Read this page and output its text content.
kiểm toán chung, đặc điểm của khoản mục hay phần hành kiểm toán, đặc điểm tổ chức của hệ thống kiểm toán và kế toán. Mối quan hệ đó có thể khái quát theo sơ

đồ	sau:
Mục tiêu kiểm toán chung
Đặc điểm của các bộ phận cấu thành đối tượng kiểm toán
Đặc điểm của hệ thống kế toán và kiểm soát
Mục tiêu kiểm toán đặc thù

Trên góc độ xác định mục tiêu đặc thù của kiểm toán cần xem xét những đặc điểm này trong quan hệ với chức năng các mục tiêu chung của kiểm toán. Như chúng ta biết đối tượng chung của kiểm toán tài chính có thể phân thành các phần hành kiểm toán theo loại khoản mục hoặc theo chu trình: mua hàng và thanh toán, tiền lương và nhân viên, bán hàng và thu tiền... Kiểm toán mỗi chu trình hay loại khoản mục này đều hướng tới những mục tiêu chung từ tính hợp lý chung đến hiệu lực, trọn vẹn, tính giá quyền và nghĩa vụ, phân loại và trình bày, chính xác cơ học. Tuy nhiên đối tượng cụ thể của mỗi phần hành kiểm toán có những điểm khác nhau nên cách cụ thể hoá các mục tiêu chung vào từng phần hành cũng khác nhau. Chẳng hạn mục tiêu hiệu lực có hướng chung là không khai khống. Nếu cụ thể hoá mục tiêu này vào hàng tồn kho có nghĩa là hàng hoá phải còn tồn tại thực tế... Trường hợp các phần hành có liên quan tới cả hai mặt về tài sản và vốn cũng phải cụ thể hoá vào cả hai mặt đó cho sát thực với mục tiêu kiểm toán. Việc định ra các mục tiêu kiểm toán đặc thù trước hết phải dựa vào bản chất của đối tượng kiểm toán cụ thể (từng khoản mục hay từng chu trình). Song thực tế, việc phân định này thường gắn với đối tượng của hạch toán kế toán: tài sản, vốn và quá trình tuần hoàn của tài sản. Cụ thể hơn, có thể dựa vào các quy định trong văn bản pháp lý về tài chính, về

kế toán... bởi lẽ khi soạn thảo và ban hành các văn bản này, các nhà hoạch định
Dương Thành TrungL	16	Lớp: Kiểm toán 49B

» What you need to do
Reproduce the entire listing word for word.

» Solution
Read this page and output its text content.
kiểm toán chung, đặc điểm của khoản mục hay phần hành kiểm toán, đặc điểm tổ chức của hệ thống kiểm toán và kế toán. Mối quan hệ đó có thể khái quát theo sơ

đồ	sau:
Mục tiêu kiểm toán chung
Đặc điểm của các bộ phận cấu thành đối tượng kiểm toán
Đặc điểm của hệ thống kế toán và kiểm soát
Mục tiêu kiểm toán đặc thù

Trên góc độ xác định mục tiêu đặc thù của kiểm toán cần xem xét những đặc điểm này trong quan hệ với chức năng các mục tiêu chung của kiểm toán. Như chúng ta biết đối tượng chung của kiểm toán tài chính có thể phân thành các phần hành kiểm toán theo loại khoản mục hoặc theo chu trình: mua hàng và thanh toán, tiền lương và nhân viên, bán hàng và thu tiền... Kiểm toán mỗi chu trình hay loại khoản mục này đều hướng tới những mục tiêu chung từ tính hợp lý chung đến hiệu lực, trọn vẹn, tính giá quyền và nghĩa vụ, phân loại và trình bày, chính xác cơ học. Tuy nhiên đối tượng cụ thể của mỗi phần hành kiểm toán có những điểm khác nhau nên cách cụ thể hoá các mục tiêu chung vào từng phần hành cũng khác nhau. Chẳng hạn mục tiêu hiệu lực có hướng chung là không khai khống. Nếu cụ thể hoá mục tiêu này vào hàng tồn kho có nghĩa là hàng hoá phải còn tồn tại thực tế... Trường hợp các phần hành có liên quan tới cả hai mặt về tài sản và vốn cũng phải cụ thể hoá vào cả hai mặt đó cho sát thực với mục tiêu kiểm toán. Việc định ra các mục tiêu kiểm toán đặc thù trước hết phải dựa vào bản chất của đối tượng kiểm toán cụ thể (từng khoản mục hay từng chu trình). Song thực tế, việc phân định này thường gắn với đối tượng của hạch toán kế toán: tài sản, vốn và quá trình tuần hoàn của tài sản. Cụ thể hơn, có thể dựa vào các quy định trong văn bản pháp lý về tài chính, về

kế toán... bởi lẽ khi soạn thảo và ban hành các văn bản này, các nhà hoạch định
Dương Thành TrungL	16	Lớp: Kiểm toán 49B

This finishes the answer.